== Exercise text ==

Dealing with computation-heavy reactive arrays?

So I have an SVG surface that I need to render a lot of complex objects too, and I’m trying to think of the most efficient way to do it.

So here’s a bit of pseudo-code… First up, my SVG surface:

<svg xmlns="http://www.w3.org/2000/svg" xmlns:xlink="http://www.w3.org/1999/xlink" version="1.1"></svg>

Here’s a “naive” approach, whereby the svg is redrawn in it’s entirety if the database value is updated…

templateInstance.autorun(function () {
  var document = Drawing.findOne({ name: "example" }); // Reactive
  svg.clearAll();
  _.each(document.itemsToDraw, function(item) {
    svg.imaginaryComplexFn(item);
  });
});

This approach redraws the entire SVG if the database value is updated, but also allows the user to change the values “locally” before saving any changes.

===

Exercises
a) Please extract the passage of the post on rendering reactive arrays to SVG from "This approach redraws" up to and including "saving any changes.", copying it word for word.
b) Continue the post about redrawing an SVG surface from reactive data, starting after its final sentence.

== Supplied entries ==

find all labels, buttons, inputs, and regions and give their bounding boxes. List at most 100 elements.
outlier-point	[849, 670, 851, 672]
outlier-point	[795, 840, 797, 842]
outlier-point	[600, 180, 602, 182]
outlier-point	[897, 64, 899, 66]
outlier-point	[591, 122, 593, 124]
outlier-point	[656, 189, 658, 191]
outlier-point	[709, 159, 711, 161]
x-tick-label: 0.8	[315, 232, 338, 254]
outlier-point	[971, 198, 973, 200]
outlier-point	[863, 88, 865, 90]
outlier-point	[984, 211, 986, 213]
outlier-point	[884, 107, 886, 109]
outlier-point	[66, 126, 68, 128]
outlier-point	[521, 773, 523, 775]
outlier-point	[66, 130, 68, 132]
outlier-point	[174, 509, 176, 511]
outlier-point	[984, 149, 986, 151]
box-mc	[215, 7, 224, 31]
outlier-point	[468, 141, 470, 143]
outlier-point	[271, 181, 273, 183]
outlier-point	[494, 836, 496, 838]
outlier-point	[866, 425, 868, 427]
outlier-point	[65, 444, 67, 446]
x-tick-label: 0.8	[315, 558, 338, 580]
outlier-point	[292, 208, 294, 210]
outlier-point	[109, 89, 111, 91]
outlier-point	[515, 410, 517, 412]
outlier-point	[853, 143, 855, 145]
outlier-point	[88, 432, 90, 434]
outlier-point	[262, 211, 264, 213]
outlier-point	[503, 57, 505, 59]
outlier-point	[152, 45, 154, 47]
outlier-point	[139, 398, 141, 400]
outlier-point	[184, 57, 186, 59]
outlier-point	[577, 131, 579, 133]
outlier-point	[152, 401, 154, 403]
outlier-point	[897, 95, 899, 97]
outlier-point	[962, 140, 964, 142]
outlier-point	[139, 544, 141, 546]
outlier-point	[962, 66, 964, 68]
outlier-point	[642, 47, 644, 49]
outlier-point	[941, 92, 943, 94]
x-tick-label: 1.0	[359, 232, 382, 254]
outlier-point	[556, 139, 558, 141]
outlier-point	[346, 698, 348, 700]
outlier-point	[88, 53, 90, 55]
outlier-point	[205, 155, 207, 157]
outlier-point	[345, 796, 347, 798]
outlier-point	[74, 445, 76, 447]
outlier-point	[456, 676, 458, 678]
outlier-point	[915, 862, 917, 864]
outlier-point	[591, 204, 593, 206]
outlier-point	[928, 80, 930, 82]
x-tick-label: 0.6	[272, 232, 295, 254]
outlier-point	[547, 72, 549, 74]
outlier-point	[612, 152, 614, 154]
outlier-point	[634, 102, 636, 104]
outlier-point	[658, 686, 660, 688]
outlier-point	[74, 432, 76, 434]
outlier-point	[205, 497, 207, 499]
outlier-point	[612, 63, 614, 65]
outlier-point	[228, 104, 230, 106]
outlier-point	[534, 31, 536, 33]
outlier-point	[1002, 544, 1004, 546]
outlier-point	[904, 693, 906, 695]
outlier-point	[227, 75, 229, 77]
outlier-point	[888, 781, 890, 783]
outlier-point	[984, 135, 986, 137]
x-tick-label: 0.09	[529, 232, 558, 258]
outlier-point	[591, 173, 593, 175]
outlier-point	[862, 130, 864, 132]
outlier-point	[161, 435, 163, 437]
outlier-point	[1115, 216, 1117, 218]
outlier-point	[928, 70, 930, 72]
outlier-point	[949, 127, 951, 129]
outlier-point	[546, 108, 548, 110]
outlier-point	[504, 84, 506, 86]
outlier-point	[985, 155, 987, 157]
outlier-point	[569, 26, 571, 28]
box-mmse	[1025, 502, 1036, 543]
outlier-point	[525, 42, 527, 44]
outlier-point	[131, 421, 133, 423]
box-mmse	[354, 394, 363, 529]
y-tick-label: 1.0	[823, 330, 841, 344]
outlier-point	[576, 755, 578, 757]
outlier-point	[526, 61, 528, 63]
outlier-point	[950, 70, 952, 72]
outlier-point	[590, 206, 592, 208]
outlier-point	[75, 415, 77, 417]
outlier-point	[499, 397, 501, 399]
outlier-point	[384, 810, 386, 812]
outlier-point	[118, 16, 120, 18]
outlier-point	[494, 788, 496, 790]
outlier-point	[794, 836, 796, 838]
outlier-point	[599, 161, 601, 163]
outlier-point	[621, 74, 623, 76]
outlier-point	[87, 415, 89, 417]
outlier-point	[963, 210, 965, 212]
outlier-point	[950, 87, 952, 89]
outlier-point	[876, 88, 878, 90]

===

Results by task
a)
This approach redraws the entire SVG if the database value is updated, but also allows the user to change the values “locally” before saving any changes.

b)
templateInstance.autorun(function () {
  Session.set('drawing', Drawing.findOne({ name: "example" })); // Reactive
});

templateInstance.autorun(function () {
  var drawing = Session.get('drawing'); // Reactive
  svg.clearAll();
  _.each(document.itemsToDraw, function(item) {
    svg.imaginaryComplexFn(item);
  });
});

function updateItem (itemId, value) {
  var drawing = Session.get('drawing');
  var item = _.findWhere(drawing.itemsToDraw, { _id: itemId });
  item.value = value;
  Session.set('drawing', drawing); // Forces a reactive update
}

Now ideally, I’d like a solution that allows both a local copy to be modified without propagating the change to the server, and caters for the following situations:

  • The drawing is updated by another user -> Should force-refresh the current drawing losing all potential changes.
  • A drawing “item” is updated locally -> Should cause just that item to be re-drawn not the entire drawing.

Has anyone got any decent tips / design patterns that might help deal with this situation?

I was wondering if a combination of a 'drawing' session variable plus a ReactiveDict containing each of the itemsToDraw objects with the key being their _id might work, but I can’t really figure out how best to tie it all together.